▶ WHAT YOU NEED TO DO: Pull every line that holds the word "Resolución" from the entries.

[start of GIVEN RECORDS]

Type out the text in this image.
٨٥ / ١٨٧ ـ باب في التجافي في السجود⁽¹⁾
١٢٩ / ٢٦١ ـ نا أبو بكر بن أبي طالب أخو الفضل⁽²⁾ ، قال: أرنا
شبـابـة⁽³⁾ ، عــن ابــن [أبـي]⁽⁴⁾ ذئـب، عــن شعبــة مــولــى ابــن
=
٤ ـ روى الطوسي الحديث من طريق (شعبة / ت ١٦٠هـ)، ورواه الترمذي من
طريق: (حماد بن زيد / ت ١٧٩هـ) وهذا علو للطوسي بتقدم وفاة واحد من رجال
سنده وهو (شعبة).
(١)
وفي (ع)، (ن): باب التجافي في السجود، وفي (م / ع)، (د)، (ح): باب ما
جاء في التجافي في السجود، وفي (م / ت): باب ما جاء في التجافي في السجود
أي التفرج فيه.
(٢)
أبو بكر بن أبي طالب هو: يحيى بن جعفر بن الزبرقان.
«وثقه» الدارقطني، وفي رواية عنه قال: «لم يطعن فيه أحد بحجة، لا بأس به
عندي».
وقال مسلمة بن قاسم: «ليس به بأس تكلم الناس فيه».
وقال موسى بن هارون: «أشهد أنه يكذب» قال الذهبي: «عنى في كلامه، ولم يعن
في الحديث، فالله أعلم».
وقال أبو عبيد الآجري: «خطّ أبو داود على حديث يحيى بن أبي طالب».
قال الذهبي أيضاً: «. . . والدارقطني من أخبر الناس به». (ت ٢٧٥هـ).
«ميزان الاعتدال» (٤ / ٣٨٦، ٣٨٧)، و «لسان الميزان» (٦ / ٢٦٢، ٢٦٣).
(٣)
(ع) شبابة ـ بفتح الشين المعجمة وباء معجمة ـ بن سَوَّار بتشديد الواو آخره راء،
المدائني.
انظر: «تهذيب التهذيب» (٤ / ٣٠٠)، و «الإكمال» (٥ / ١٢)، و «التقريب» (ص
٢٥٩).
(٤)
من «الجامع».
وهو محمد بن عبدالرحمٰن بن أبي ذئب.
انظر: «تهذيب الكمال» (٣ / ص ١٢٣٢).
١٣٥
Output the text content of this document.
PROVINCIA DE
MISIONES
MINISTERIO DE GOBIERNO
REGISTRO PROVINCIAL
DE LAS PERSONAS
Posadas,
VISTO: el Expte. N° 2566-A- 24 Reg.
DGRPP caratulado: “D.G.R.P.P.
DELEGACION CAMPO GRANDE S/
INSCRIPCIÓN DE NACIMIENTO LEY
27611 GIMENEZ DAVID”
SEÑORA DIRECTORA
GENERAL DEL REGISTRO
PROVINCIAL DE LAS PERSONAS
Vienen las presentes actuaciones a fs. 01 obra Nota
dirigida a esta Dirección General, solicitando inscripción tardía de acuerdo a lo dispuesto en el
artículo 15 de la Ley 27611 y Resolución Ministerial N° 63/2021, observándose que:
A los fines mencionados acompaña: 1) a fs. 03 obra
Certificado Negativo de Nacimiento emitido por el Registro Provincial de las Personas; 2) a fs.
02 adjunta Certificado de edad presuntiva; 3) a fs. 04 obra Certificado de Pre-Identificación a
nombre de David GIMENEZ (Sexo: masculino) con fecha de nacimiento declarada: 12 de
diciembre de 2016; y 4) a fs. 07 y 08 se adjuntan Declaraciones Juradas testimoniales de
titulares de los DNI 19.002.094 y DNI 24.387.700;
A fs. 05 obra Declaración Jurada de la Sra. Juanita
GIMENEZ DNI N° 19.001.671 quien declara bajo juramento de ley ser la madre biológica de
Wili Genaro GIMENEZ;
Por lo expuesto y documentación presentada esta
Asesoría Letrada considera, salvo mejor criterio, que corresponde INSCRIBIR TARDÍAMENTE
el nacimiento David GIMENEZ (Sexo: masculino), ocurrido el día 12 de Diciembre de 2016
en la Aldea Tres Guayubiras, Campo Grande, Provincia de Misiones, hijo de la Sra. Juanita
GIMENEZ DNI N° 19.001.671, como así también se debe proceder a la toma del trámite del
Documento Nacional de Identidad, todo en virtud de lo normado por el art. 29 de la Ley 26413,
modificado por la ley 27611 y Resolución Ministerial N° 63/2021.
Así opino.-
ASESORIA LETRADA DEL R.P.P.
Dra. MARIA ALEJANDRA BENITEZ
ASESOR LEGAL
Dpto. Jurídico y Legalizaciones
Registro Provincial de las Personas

[end of GIVEN RECORDS]

▶ FULL OUTPUT:
artículo 15 de la Ley 27611 y Resolución Ministerial N° 63/2021, observándose que:
modificado por la ley 27611 y Resolución Ministerial N° 63/2021.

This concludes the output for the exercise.